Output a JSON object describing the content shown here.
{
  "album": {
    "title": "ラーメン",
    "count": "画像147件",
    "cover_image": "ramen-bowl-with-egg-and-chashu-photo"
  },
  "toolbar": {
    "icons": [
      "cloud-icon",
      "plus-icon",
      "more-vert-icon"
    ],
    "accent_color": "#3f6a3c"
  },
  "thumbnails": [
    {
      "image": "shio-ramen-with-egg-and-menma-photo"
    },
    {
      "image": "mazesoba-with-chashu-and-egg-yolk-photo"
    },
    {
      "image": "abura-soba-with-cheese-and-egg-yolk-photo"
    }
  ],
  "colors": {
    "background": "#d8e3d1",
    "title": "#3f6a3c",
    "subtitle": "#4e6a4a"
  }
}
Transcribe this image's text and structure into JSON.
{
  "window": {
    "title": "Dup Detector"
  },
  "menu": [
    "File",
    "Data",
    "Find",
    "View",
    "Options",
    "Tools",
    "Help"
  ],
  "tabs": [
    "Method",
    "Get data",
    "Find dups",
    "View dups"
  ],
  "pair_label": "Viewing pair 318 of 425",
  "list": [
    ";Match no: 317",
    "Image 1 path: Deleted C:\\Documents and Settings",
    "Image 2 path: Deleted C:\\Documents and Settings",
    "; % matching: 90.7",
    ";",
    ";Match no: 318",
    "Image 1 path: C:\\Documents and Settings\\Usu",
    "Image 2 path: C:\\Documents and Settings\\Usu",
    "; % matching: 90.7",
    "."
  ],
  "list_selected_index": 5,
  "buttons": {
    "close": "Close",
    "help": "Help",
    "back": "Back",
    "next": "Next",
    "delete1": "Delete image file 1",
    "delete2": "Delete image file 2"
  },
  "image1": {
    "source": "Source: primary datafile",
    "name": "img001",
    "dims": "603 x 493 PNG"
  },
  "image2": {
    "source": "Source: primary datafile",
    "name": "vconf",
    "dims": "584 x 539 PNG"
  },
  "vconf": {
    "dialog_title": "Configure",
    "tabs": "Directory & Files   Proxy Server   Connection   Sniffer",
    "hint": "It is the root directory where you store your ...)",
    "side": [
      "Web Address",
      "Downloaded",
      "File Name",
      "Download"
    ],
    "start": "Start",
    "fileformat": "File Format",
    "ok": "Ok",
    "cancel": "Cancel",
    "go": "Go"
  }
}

* * *

SET PROBLEM
Above are some records. Print them all exactly.

IN RESPONSE
Output a JSON object describing the content shown here.
{
  "album": {
    "title": "ラーメン",
    "count": "画像147件",
    "cover_image": "ramen-bowl-with-egg-and-chashu-photo"
  },
  "toolbar": {
    "icons": [
      "cloud-icon",
      "plus-icon",
      "more-vert-icon"
    ],
    "accent_color": "#3f6a3c"
  },
  "thumbnails": [
    {
      "image": "shio-ramen-with-egg-and-menma-photo"
    },
    {
      "image": "mazesoba-with-chashu-and-egg-yolk-photo"
    },
    {
      "image": "abura-soba-with-cheese-and-egg-yolk-photo"
    }
  ],
  "colors": {
    "background": "#d8e3d1",
    "title": "#3f6a3c",
    "subtitle": "#4e6a4a"
  }
}
Transcribe this image's text and structure into JSON.
{
  "window": {
    "title": "Dup Detector"
  },
  "menu": [
    "File",
    "Data",
    "Find",
    "View",
    "Options",
    "Tools",
    "Help"
  ],
  "tabs": [
    "Method",
    "Get data",
    "Find dups",
    "View dups"
  ],
  "pair_label": "Viewing pair 318 of 425",
  "list": [
    ";Match no: 317",
    "Image 1 path: Deleted C:\\Documents and Settings",
    "Image 2 path: Deleted C:\\Documents and Settings",
    "; % matching: 90.7",
    ";",
    ";Match no: 318",
    "Image 1 path: C:\\Documents and Settings\\Usu",
    "Image 2 path: C:\\Documents and Settings\\Usu",
    "; % matching: 90.7",
    "."
  ],
  "list_selected_index": 5,
  "buttons": {
    "close": "Close",
    "help": "Help",
    "back": "Back",
    "next": "Next",
    "delete1": "Delete image file 1",
    "delete2": "Delete image file 2"
  },
  "image1": {
    "source": "Source: primary datafile",
    "name": "img001",
    "dims": "603 x 493 PNG"
  },
  "image2": {
    "source": "Source: primary datafile",
    "name": "vconf",
    "dims": "584 x 539 PNG"
  },
  "vconf": {
    "dialog_title": "Configure",
    "tabs": "Directory & Files   Proxy Server   Connection   Sniffer",
    "hint": "It is the root directory where you store your ...)",
    "side": [
      "Web Address",
      "Downloaded",
      "File Name",
      "Download"
    ],
    "start": "Start",
    "fileformat": "File Format",
    "ok": "Ok",
    "cancel": "Cancel",
    "go": "Go"
  }
}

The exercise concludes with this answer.